**Given task:**
Every line below that contains "części" is to be copied.

*****

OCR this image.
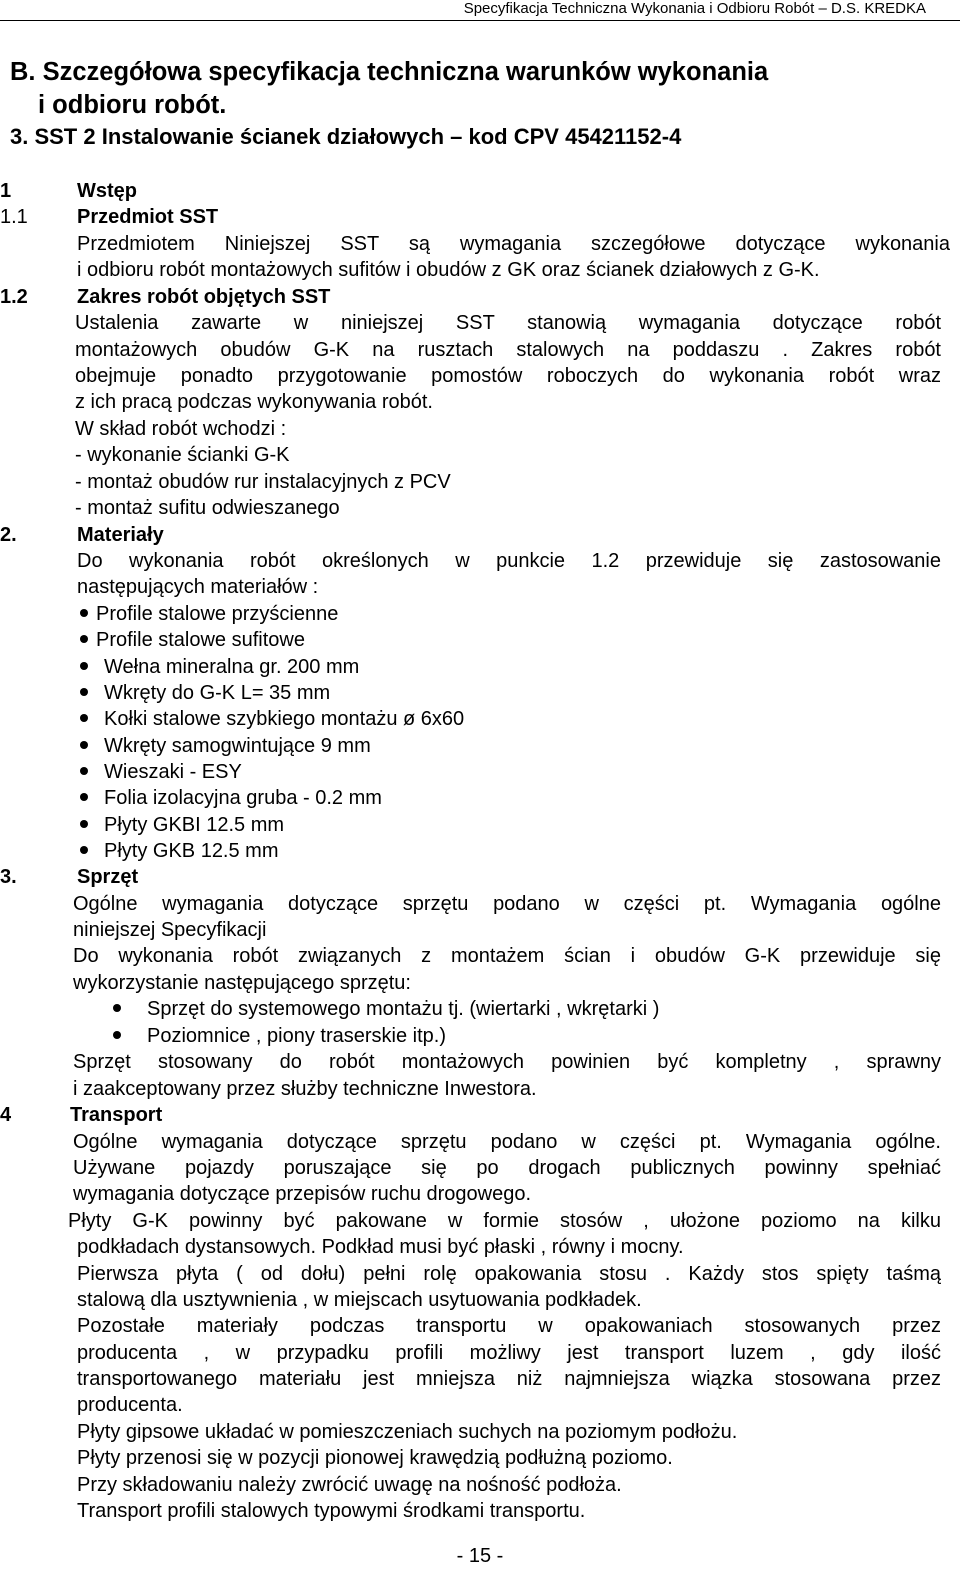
Specyfikacja Techniczna Wykonania i Odbioru Robót – D.S. KREDKA
B. Szczegółowa specyfikacja techniczna warunków wykonania
i odbioru robót.
3. SST 2 Instalowanie ścianek działowych – kod CPV 45421152-4
1	Wstęp
1.1 Przedmiot SST
Przedmiotem Niniejszej SST są wymagania szczegółowe dotyczące wykonania
i odbioru robót montażowych sufitów i obudów z GK oraz ścianek działowych z G-K.
1.2 Zakres robót objętych SST
Ustalenia zawarte w niniejszej SST stanowią wymagania dotyczące robót
montażowych obudów G-K na rusztach stalowych na poddaszu . Zakres robót
obejmuje ponadto przygotowanie pomostów roboczych do wykonania robót wraz
z ich pracą podczas wykonywania robót.
W skład robót wchodzi :
- wykonanie ścianki G-K
- montaż obudów rur instalacyjnych z PCV
- montaż sufitu odwieszanego
2.	Materiały
Do wykonania robót określonych w punkcie 1.2 przewiduje się zastosowanie
następujących materiałów :
Profile stalowe przyścienne
Profile stalowe sufitowe
Wełna mineralna gr. 200 mm
Wkręty do G-K L= 35 mm
Kołki stalowe szybkiego montażu ø 6x60
Wkręty samogwintujące 9 mm
Wieszaki - ESY
Folia izolacyjna gruba - 0.2 mm
Płyty GKBI 12.5 mm
Płyty GKB 12.5 mm
3.	Sprzęt
Ogólne wymagania dotyczące sprzętu podano w części pt. Wymagania ogólne
niniejszej Specyfikacji
Do wykonania robót związanych z montażem ścian i obudów G-K przewiduje się
wykorzystanie następującego sprzętu:
Sprzęt do systemowego montażu tj. (wiertarki , wkrętarki )
Poziomnice , piony traserskie itp.)
Sprzęt stosowany do robót montażowych powinien być kompletny , sprawny
i zaakceptowany przez służby techniczne Inwestora.
4	Transport
Ogólne wymagania dotyczące sprzętu podano w części pt. Wymagania ogólne.
Używane pojazdy poruszające się po drogach publicznych powinny spełniać
wymagania dotyczące przepisów ruchu drogowego.
Płyty G-K powinny być pakowane w formie stosów , ułożone poziomo na kilku
podkładach dystansowych. Podkład musi być płaski , równy i mocny.
Pierwsza płyta ( od dołu) pełni rolę opakowania stosu . Każdy stos spięty taśmą
stalową dla usztywnienia , w miejscach usytuowania podkładek.
Pozostałe materiały podczas transportu w opakowaniach stosowanych przez
producenta , w przypadku profili możliwy jest transport luzem , gdy ilość
transportowanego materiału jest mniejsza niż najmniejsza wiązka stosowana przez
producenta.
Płyty gipsowe układać w pomieszczeniach suchych na poziomym podłożu.
Płyty przenosi się w pozycji pionowej krawędzią podłużną poziomo.
Przy składowaniu należy zwrócić uwagę na nośność podłoża.
Transport profili stalowych typowymi środkami transportu.
- 15 -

*****

**Exercise response:**
Ogólne wymagania dotyczące sprzętu podano w części pt. Wymagania ogólne
Ogólne wymagania dotyczące sprzętu podano w części pt. Wymagania ogólne.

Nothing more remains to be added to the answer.